Nella stessa stanza, angolo tutto per Krug con la Grande anneè sempre decisa e imponente, da aspettare ma già ora rotonda e scalpitante e sommamente complessa. Solita nota vivace e stuzzicante per il grandissimo Krug rosè (ne potrei bere a casse a qualsiasi ora della giornata, giuro) e standing ovation di fronte ai due Krug Collection presenti con tanto di lettera personalizzata da lo chef de cave. il 1985 è davvero stunning per concentrazione, spezia morbida e avvolgente che riesce ad esprimere. Il 1981 è molto diverso, più caldo, di foglia secca, di humus di frutta gialla, di sapiidità. Da non sapere quale scegliere ma se davvero devo spendere uno stipendio (ma non basta comunque) direi il 1985, bevuto adesso è davvero vicino alla perfezione per questa tipologia di vino.
Presente anche il Vintage 1998 in quasi anteprima, deciamente tagliente e affilato, giovanissimo ma con la stoffa del fuoriclasse, di pochissimo inferiore al grandioso 1996 (che assaggeremo insieme sabato ad Enogenio così vi spiego meglio cosa intendo…).

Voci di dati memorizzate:
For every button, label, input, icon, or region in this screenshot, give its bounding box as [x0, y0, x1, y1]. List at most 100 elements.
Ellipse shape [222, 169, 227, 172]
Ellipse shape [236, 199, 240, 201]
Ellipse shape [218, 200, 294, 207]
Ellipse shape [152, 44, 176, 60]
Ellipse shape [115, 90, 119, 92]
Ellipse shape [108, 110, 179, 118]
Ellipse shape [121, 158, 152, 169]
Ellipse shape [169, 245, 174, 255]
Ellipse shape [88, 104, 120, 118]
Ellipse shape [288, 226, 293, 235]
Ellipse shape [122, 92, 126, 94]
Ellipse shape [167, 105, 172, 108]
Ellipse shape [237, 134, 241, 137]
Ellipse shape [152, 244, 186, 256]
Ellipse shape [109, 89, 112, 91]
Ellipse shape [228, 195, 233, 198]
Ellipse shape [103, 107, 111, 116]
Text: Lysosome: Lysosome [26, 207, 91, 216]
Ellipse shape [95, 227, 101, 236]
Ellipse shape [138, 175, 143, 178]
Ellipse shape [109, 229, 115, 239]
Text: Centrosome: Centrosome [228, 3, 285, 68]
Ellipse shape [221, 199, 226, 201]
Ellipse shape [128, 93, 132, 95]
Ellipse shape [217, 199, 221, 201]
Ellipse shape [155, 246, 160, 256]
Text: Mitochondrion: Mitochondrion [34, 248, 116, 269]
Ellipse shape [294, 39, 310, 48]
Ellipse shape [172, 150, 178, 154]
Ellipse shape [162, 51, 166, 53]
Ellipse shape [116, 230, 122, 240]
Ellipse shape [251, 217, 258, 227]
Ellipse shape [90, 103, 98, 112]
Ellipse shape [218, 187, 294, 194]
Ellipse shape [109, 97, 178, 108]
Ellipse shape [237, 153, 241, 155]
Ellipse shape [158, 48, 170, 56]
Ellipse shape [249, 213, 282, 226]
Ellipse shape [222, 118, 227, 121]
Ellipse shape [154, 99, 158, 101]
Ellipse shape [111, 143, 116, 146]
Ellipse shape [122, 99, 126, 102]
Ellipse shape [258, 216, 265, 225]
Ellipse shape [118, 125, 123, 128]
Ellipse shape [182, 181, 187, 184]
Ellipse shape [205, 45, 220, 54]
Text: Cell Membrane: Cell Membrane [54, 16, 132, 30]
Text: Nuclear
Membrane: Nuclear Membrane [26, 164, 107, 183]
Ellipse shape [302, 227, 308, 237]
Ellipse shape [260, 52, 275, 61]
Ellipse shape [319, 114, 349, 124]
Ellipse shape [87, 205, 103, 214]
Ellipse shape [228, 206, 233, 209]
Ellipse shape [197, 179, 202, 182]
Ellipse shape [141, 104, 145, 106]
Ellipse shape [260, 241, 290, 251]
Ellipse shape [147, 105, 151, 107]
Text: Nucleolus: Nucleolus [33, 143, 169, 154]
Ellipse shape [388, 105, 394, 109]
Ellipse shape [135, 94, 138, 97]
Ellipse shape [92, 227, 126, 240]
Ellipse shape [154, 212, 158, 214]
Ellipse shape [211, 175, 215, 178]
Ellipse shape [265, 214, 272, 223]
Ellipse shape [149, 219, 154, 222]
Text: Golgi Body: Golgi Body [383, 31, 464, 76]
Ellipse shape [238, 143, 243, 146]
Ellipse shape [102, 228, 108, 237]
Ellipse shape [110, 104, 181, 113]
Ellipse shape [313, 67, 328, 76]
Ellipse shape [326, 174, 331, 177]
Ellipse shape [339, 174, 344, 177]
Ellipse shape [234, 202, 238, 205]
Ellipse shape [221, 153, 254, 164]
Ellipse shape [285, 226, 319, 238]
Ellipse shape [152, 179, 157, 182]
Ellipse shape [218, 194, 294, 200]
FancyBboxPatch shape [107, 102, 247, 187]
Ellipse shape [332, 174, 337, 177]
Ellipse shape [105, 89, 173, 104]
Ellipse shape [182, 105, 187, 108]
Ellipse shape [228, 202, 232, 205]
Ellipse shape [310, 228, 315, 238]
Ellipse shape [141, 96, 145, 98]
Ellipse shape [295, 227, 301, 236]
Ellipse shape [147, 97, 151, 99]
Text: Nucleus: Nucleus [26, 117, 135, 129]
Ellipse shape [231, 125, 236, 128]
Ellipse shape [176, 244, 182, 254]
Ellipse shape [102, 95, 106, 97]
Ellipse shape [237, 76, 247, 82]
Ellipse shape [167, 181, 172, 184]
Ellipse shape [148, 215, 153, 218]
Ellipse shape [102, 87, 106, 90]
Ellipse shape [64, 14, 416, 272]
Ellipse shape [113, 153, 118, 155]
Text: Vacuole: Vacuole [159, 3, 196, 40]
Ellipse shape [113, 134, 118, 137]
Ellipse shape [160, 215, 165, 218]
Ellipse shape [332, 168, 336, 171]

_Descrizione del problema_:
Ricopia dall'estratto sul Krug tutto il testo che va da "Nella stessa stanza, angolo" giù fino a "tipologia di vino.", senza cambiare nulla.

_Soluzione del problema_:
Nella stessa stanza, angolo tutto per Krug con la Grande anneè sempre decisa e imponente, da aspettare ma già ora rotonda e scalpitante e sommamente complessa. Solita nota vivace e stuzzicante per il grandissimo Krug rosè (ne potrei bere a casse a qualsiasi ora della giornata, giuro) e standing ovation di fronte ai due Krug Collection presenti con tanto di lettera personalizzata da lo chef de cave. il 1985 è davvero stunning per concentrazione, spezia morbida e avvolgente che riesce ad esprimere. Il 1981 è molto diverso, più caldo, di foglia secca, di humus di frutta gialla, di sapiidità. Da non sapere quale scegliere ma se davvero devo spendere uno stipendio (ma non basta comunque) direi il 1985, bevuto adesso è davvero vicino alla perfezione per questa tipologia di vino.